→ Work required
Put every line of the material below into a Markdown table with the columns "Row" and "Line", numbering the rows and leaving out blank lines.

--- begin ---

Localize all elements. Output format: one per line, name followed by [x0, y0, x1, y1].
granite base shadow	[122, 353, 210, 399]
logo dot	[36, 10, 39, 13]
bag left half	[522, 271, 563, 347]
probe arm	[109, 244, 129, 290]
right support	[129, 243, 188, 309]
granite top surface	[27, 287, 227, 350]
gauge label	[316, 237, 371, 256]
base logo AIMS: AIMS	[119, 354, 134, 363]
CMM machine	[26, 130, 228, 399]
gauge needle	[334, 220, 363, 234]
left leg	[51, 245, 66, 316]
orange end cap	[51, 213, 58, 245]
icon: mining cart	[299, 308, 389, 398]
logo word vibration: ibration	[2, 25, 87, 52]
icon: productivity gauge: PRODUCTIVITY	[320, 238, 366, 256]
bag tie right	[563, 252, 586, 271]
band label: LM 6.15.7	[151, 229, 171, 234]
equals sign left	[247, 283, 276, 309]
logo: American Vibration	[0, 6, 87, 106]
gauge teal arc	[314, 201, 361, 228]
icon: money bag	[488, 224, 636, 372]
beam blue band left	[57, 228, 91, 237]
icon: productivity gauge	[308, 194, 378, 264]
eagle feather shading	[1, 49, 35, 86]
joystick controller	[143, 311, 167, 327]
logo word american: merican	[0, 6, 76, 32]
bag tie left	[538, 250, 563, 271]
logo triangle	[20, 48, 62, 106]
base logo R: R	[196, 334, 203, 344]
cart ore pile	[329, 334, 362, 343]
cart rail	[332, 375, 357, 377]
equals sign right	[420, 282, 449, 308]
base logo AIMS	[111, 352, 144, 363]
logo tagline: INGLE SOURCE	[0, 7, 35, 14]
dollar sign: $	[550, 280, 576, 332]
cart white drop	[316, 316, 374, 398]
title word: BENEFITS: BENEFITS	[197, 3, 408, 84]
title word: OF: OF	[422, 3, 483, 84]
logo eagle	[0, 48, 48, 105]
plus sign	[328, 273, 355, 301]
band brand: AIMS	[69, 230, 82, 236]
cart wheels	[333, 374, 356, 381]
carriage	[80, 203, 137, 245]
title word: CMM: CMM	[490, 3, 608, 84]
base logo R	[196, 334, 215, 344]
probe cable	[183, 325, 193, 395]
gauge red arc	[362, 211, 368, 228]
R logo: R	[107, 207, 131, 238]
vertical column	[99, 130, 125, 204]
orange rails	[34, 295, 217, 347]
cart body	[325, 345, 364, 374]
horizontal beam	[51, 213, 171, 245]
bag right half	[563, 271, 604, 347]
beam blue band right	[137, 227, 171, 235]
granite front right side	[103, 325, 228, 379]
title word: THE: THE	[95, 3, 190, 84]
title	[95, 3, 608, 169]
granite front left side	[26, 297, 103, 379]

--- end ---

→ Exercise answer
| Row | Line |
|---|---|
| 1 | Localize all elements. Output format: one per line, name followed by [x0, y0, x1, y1]. |
| 2 | granite base shadow	[122, 353, 210, 399] |
| 3 | logo dot	[36, 10, 39, 13] |
| 4 | bag left half	[522, 271, 563, 347] |
| 5 | probe arm	[109, 244, 129, 290] |
| 6 | right support	[129, 243, 188, 309] |
| 7 | granite top surface	[27, 287, 227, 350] |
| 8 | gauge label	[316, 237, 371, 256] |
| 9 | base logo AIMS: AIMS	[119, 354, 134, 363] |
| 10 | CMM machine	[26, 130, 228, 399] |
| 11 | gauge needle	[334, 220, 363, 234] |
| 12 | left leg	[51, 245, 66, 316] |
| 13 | orange end cap	[51, 213, 58, 245] |
| 14 | icon: mining cart	[299, 308, 389, 398] |
| 15 | logo word vibration: ibration	[2, 25, 87, 52] |
| 16 | icon: productivity gauge: PRODUCTIVITY	[320, 238, 366, 256] |
| 17 | bag tie right	[563, 252, 586, 271] |
| 18 | band label: LM 6.15.7	[151, 229, 171, 234] |
| 19 | equals sign left	[247, 283, 276, 309] |
| 20 | logo: American Vibration	[0, 6, 87, 106] |
| 21 | gauge teal arc	[314, 201, 361, 228] |
| 22 | icon: money bag	[488, 224, 636, 372] |
| 23 | beam blue band left	[57, 228, 91, 237] |
| 24 | icon: productivity gauge	[308, 194, 378, 264] |
| 25 | eagle feather shading	[1, 49, 35, 86] |
| 26 | joystick controller	[143, 311, 167, 327] |
| 27 | logo word american: merican	[0, 6, 76, 32] |
| 28 | bag tie left	[538, 250, 563, 271] |
| 29 | logo triangle	[20, 48, 62, 106] |
| 30 | base logo R: R	[196, 334, 203, 344] |
| 31 | cart ore pile	[329, 334, 362, 343] |
| 32 | cart rail	[332, 375, 357, 377] |
| 33 | equals sign right	[420, 282, 449, 308] |
| 34 | base logo AIMS	[111, 352, 144, 363] |
| 35 | logo tagline: INGLE SOURCE	[0, 7, 35, 14] |
| 36 | dollar sign: $	[550, 280, 576, 332] |
| 37 | cart white drop	[316, 316, 374, 398] |
| 38 | title word: BENEFITS: BENEFITS	[197, 3, 408, 84] |
| 39 | title word: OF: OF	[422, 3, 483, 84] |
| 40 | logo eagle	[0, 48, 48, 105] |
| 41 | plus sign	[328, 273, 355, 301] |
| 42 | band brand: AIMS	[69, 230, 82, 236] |
| 43 | cart wheels	[333, 374, 356, 381] |
| 44 | carriage	[80, 203, 137, 245] |
| 45 | title word: CMM: CMM	[490, 3, 608, 84] |
| 46 | base logo R	[196, 334, 215, 344] |
| 47 | probe cable	[183, 325, 193, 395] |
| 48 | gauge red arc	[362, 211, 368, 228] |
| 49 | R logo: R	[107, 207, 131, 238] |
| 50 | vertical column	[99, 130, 125, 204] |
| 51 | orange rails	[34, 295, 217, 347] |
| 52 | cart body	[325, 345, 364, 374] |
| 53 | horizontal beam	[51, 213, 171, 245] |
| 54 | bag right half	[563, 271, 604, 347] |
| 55 | beam blue band right	[137, 227, 171, 235] |
| 56 | granite front right side	[103, 325, 228, 379] |
| 57 | title word: THE: THE	[95, 3, 190, 84] |
| 58 | title	[95, 3, 608, 169] |
| 59 | granite front left side	[26, 297, 103, 379] |